### THE PROBLEM
Look for the string "Sleeve" in every line, and copy each line that has it.

Stored records
—————

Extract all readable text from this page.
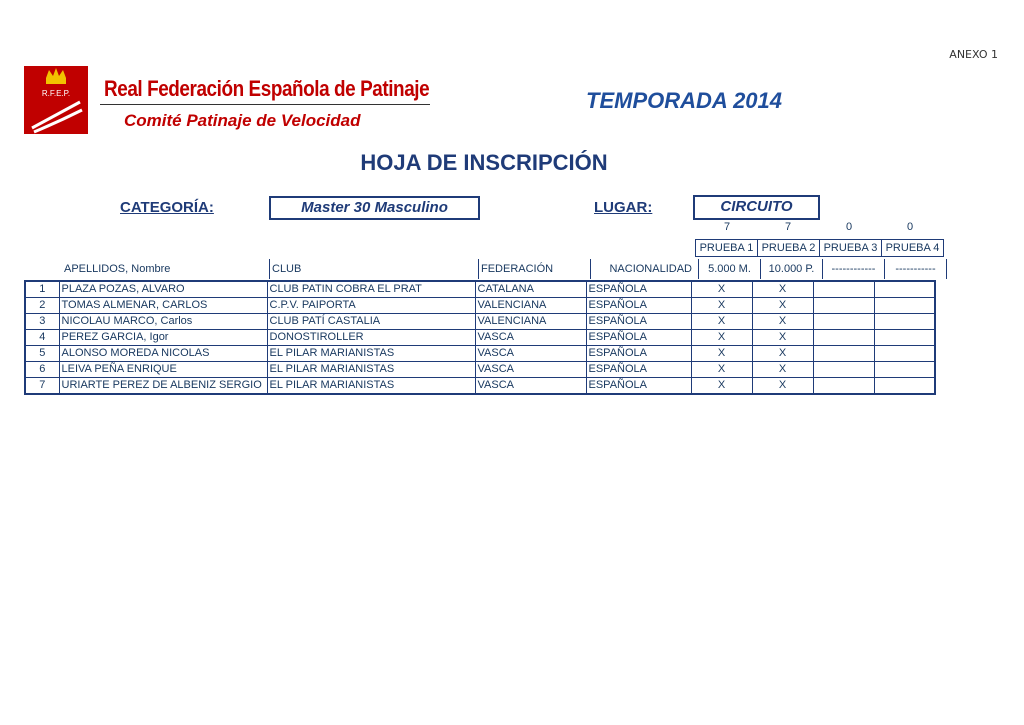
ANEXO 1
R.F.E.P. Real Federación Española de Patinaje
Comité Patinaje de Velocidad
TEMPORADA 2014
HOJA DE INSCRIPCIÓN
CATEGORÍA:	Master 30 Masculino	LUGAR:	CIRCUITO
7	7	0	0
PRUEBA 1	PRUEBA 2	PRUEBA 3	PRUEBA 4
APELLIDOS, Nombre	CLUB	FEDERACIÓN	NACIONALIDAD	5.000 M.	10.000 P.	------------	-----------
1	PLAZA POZAS, ALVARO	CLUB PATIN COBRA EL PRAT	CATALANA	ESPAÑOLA	X	X		
2	TOMAS ALMENAR, CARLOS	C.P.V. PAIPORTA	VALENCIANA	ESPAÑOLA	X	X		
3	NICOLAU MARCO, Carlos	CLUB PATÍ CASTALIA	VALENCIANA	ESPAÑOLA	X	X		
4	PEREZ GARCIA, Igor	DONOSTIROLLER	VASCA	ESPAÑOLA	X	X		
5	ALONSO MOREDA NICOLAS	EL PILAR MARIANISTAS	VASCA	ESPAÑOLA	X	X		
6	LEIVA PEÑA ENRIQUE	EL PILAR MARIANISTAS	VASCA	ESPAÑOLA	X	X		
7	URIARTE PEREZ DE ALBENIZ SERGIO	EL PILAR MARIANISTAS	VASCA	ESPAÑOLA	X	X		
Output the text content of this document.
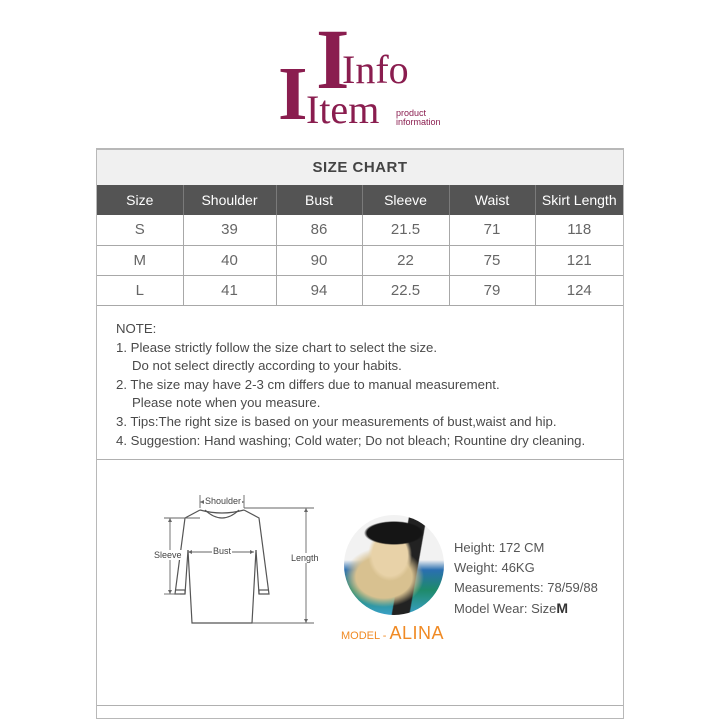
I
Info
I
Item product
information
SIZE CHART
Size	Shoulder	Bust	Sleeve	Waist	Skirt Length
S	39	86	21.5	71	118
M	40	90	22	75	121
L	41	94	22.5	79	124
NOTE:
1. Please strictly follow the size chart to select the size.
Do not select directly according to your habits.
2. The size may have 2-3 cm differs due to manual measurement.
Please note when you measure.
3. Tips:The right size is based on your measurements of bust,waist and hip.
4. Suggestion: Hand washing; Cold water; Do not bleach; Rountine dry cleaning.
Shoulder
Bust
Sleeve	Length
MODEL - ALINA
Height: 172 CM
Weight: 46KG
Measurements: 78/59/88
Model Wear: SizeM
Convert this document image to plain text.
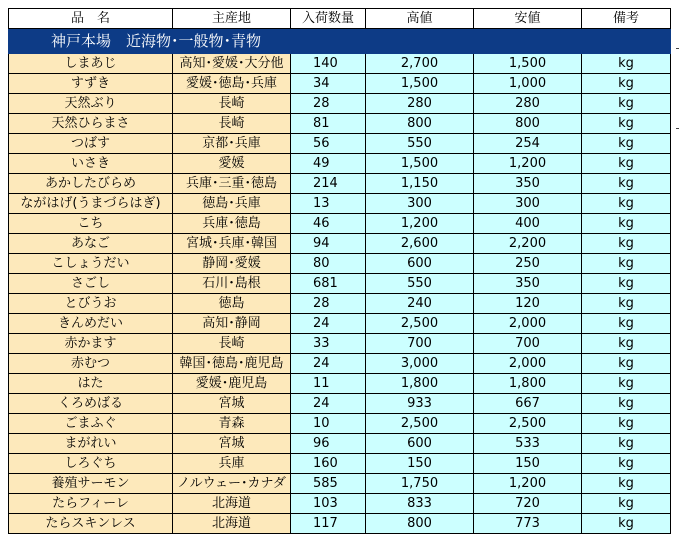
神戸本場　近海物･一般物･青物					
品　名	主産地	入荷数量	高値	安値	備考
しまあじ	高知･愛媛･大分他	140	2,700	1,500	kg
すずき	愛媛･徳島･兵庫	34	1,500	1,000	kg
天然ぶり	長崎	28	280	280	kg
天然ひらまさ	長崎	81	800	800	kg
つばす	京都･兵庫	56	550	254	kg
いさき	愛媛	49	1,500	1,200	kg
あかしたびらめ	兵庫･三重･徳島	214	1,150	350	kg
ながはげ(うまづらはぎ)	徳島･兵庫	13	300	300	kg
こち	兵庫･徳島	46	1,200	400	kg
あなご	宮城･兵庫･韓国	94	2,600	2,200	kg
こしょうだい	静岡･愛媛	80	600	250	kg
さごし	石川･島根	681	550	350	kg
とびうお	徳島	28	240	120	kg
きんめだい	高知･静岡	24	2,500	2,000	kg
赤かます	長崎	33	700	700	kg
赤むつ	韓国･徳島･鹿児島	24	3,000	2,000	kg
はた	愛媛･鹿児島	11	1,800	1,800	kg
くろめばる	宮城	24	933	667	kg
ごまふぐ	青森	10	2,500	2,500	kg
まがれい	宮城	96	600	533	kg
しろぐち	兵庫	160	150	150	kg
養殖サーモン	ノルウェー･カナダ	585	1,750	1,200	kg
たらフィーレ	北海道	103	833	720	kg
たらスキンレス	北海道	117	800	773	kg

—————

### WORKED SOLUTION
Size	Shoulder	Bust	Sleeve	Waist	Skirt Length
Sleeve	Length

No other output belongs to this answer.